**Aim of the task**
Gather up the lines with the word "name" in them.

**Data lines**
****************

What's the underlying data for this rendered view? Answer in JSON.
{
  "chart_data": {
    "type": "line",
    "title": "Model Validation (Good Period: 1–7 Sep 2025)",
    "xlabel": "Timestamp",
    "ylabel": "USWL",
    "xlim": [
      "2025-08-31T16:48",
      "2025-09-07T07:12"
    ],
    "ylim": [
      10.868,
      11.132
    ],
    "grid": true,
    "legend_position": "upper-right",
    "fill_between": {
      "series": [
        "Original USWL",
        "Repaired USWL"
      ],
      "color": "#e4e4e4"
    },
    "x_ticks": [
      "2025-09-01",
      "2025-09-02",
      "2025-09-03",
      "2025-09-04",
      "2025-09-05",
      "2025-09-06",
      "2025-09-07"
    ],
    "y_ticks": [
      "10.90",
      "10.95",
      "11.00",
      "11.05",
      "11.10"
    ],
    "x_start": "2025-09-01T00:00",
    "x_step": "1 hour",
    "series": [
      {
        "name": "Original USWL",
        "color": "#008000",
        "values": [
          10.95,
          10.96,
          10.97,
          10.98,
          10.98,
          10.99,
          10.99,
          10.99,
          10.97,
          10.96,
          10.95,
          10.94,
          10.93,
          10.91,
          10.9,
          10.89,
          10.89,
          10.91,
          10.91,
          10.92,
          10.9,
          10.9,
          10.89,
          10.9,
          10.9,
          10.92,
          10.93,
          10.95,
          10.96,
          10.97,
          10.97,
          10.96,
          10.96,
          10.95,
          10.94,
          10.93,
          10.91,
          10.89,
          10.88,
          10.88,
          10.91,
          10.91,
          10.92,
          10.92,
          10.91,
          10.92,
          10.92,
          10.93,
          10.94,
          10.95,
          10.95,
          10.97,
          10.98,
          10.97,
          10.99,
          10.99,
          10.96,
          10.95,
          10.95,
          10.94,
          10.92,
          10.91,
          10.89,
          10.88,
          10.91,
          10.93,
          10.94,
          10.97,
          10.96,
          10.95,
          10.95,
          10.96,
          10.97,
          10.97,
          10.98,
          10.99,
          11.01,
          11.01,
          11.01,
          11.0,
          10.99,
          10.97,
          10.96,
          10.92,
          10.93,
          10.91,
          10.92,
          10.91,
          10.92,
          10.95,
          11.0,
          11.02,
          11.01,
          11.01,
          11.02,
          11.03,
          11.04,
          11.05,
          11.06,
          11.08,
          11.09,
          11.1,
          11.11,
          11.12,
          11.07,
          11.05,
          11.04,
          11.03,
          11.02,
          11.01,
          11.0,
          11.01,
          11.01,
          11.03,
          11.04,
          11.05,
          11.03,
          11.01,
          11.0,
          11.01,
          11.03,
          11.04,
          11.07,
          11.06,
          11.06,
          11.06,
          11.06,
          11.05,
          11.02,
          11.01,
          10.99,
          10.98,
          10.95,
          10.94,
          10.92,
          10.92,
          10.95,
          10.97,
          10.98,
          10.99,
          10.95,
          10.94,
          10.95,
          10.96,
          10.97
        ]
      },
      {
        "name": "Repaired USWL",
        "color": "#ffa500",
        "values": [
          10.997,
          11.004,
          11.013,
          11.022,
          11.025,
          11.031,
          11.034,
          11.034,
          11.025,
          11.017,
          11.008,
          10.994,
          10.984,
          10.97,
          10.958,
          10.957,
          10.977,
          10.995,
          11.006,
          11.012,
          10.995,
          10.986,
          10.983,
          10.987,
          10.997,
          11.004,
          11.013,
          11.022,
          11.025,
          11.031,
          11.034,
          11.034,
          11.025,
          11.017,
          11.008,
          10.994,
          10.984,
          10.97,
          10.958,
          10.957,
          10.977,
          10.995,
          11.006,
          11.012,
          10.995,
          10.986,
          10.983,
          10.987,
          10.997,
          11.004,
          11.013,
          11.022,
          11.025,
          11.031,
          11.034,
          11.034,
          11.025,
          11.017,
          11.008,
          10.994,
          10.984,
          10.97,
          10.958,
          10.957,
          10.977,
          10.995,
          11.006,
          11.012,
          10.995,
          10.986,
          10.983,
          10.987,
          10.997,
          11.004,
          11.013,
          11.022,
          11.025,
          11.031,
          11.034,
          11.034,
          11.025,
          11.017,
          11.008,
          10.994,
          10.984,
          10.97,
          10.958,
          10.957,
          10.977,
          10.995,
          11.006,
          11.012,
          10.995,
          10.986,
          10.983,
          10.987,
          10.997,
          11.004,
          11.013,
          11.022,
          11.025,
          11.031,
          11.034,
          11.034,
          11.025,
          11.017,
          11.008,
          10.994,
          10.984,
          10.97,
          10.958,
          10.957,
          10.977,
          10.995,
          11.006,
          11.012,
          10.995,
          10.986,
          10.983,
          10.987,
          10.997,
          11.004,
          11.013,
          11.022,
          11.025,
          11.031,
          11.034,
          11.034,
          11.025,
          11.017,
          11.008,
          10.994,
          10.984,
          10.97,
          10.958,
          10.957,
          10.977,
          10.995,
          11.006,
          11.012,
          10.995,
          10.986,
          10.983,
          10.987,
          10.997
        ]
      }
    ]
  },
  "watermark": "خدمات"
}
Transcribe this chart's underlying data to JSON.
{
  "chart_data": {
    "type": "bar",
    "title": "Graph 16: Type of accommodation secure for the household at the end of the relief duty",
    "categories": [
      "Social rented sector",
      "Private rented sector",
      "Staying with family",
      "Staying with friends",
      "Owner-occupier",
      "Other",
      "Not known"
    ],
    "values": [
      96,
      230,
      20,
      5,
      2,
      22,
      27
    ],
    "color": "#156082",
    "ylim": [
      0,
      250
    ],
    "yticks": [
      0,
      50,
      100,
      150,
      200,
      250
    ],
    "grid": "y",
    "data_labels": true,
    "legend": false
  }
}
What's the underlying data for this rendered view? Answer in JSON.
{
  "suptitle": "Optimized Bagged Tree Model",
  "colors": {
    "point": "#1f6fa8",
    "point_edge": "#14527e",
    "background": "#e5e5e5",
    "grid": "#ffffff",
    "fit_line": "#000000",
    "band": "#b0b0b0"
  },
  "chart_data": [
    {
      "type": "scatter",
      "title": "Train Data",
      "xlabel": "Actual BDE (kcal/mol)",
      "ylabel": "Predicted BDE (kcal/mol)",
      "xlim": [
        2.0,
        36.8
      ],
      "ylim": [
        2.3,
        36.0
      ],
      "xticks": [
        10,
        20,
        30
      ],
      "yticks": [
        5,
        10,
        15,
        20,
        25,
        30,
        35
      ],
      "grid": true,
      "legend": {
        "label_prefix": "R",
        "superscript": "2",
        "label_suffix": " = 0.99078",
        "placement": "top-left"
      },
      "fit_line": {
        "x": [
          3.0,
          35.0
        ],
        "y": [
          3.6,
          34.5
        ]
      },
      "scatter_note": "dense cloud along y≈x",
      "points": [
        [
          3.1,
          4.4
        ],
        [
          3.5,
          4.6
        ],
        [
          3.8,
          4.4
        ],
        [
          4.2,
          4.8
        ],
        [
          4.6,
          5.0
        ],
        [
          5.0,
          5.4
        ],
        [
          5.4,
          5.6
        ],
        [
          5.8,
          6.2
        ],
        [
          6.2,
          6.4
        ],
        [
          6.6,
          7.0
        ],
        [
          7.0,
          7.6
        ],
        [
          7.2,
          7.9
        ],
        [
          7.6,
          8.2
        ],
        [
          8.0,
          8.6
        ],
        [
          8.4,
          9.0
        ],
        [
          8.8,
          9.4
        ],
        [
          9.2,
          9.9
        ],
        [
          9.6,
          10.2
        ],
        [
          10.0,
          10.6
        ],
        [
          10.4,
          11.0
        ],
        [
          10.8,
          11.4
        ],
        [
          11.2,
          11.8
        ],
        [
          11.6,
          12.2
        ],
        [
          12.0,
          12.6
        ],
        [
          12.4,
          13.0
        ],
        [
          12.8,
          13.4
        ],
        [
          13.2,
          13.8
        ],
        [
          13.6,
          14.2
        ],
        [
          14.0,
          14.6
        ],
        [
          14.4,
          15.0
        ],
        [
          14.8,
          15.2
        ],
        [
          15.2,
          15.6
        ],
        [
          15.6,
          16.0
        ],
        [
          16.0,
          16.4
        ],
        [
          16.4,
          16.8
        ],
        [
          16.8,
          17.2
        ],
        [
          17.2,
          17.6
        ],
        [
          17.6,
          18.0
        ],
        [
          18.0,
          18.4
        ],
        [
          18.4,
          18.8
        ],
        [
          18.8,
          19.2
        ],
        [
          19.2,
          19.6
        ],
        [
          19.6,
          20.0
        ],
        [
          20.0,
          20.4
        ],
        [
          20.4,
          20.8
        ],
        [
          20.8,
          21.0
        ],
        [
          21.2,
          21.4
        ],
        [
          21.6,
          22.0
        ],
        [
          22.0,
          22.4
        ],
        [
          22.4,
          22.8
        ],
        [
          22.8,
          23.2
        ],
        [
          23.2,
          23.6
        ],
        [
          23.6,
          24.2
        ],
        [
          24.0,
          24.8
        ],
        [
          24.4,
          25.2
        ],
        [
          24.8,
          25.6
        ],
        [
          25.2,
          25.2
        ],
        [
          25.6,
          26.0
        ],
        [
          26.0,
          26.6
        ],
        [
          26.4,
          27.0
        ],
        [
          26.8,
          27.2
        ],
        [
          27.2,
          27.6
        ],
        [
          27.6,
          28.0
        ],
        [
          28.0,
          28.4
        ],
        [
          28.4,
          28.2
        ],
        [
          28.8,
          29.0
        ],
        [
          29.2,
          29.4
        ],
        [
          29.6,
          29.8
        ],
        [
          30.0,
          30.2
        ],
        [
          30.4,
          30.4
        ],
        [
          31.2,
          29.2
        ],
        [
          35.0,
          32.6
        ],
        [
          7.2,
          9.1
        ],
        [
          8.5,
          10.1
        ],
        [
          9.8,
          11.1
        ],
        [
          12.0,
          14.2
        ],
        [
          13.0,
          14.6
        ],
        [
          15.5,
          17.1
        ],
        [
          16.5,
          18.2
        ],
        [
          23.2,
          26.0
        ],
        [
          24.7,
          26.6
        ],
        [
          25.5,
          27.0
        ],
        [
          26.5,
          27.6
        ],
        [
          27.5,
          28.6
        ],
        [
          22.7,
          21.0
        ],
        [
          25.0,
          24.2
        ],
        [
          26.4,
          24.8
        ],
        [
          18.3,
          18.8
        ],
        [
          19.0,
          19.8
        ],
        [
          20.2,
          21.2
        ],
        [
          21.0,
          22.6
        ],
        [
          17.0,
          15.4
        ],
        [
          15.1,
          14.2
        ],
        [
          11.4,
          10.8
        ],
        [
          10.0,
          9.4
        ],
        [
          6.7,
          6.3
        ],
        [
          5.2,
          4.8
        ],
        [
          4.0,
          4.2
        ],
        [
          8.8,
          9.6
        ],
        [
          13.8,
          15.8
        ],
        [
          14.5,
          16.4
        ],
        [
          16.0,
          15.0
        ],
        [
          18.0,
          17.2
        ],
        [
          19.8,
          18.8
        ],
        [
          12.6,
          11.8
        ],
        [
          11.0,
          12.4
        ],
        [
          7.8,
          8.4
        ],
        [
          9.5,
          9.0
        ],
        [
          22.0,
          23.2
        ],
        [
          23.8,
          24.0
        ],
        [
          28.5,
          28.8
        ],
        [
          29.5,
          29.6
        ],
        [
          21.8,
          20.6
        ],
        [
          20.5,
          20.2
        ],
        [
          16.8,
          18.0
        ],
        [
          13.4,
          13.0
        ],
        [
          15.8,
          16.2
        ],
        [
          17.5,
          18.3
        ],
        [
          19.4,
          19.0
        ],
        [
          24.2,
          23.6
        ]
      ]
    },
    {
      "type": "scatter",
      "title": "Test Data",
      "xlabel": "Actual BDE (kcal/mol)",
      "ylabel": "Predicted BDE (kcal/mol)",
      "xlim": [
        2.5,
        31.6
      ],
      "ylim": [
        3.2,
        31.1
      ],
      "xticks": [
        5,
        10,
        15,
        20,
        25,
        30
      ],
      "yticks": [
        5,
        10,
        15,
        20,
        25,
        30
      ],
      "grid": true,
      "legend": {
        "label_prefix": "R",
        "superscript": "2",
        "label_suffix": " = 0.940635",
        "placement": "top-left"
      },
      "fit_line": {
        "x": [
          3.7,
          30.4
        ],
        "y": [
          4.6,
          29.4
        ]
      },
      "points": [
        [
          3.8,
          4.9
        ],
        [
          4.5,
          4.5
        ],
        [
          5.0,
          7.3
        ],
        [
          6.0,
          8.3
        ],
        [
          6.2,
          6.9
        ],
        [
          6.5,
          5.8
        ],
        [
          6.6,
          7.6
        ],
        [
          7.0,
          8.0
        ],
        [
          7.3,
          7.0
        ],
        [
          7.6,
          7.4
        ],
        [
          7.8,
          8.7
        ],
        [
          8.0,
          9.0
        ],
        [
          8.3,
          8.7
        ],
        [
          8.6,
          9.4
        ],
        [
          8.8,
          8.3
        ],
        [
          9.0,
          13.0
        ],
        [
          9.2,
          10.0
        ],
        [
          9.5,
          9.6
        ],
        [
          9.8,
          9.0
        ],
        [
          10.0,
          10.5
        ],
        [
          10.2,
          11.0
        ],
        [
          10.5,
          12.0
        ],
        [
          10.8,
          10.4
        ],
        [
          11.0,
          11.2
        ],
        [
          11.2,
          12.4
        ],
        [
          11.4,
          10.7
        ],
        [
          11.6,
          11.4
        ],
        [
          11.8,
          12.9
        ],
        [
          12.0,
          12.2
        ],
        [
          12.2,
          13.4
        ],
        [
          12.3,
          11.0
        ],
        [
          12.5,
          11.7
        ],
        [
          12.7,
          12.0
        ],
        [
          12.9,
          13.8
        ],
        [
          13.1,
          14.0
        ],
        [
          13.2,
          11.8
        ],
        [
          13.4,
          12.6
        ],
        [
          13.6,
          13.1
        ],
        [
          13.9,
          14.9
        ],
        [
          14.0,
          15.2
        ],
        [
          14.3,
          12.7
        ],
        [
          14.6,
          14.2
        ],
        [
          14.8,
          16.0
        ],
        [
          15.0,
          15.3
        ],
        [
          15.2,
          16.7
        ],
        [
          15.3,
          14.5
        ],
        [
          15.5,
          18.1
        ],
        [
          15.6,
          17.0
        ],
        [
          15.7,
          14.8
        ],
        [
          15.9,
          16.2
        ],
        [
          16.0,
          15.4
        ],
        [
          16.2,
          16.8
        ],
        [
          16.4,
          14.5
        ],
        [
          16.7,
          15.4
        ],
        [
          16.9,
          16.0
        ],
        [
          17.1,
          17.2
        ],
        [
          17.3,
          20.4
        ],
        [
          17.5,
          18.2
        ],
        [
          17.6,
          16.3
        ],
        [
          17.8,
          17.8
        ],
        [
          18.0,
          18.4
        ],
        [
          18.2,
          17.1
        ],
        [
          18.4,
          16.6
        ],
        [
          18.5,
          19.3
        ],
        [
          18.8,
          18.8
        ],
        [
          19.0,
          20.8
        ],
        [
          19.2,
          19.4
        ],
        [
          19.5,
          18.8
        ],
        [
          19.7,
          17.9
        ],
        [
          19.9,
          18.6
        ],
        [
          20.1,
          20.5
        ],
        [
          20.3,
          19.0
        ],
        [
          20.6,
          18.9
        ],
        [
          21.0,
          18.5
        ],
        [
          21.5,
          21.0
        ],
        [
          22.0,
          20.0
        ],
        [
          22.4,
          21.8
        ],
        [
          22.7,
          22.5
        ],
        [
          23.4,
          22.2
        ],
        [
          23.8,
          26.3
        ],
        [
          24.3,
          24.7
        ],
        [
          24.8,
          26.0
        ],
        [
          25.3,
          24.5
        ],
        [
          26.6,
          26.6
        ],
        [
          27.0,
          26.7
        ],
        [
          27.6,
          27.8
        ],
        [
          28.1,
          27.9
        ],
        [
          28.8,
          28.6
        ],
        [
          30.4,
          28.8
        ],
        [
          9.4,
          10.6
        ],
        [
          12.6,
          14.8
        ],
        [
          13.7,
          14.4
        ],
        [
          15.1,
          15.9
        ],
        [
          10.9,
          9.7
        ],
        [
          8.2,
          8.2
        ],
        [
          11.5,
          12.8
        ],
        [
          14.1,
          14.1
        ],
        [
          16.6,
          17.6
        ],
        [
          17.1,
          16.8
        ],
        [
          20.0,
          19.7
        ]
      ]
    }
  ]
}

****************

**Result for this task**
        "name": "Original USWL",
        "name": "Repaired USWL",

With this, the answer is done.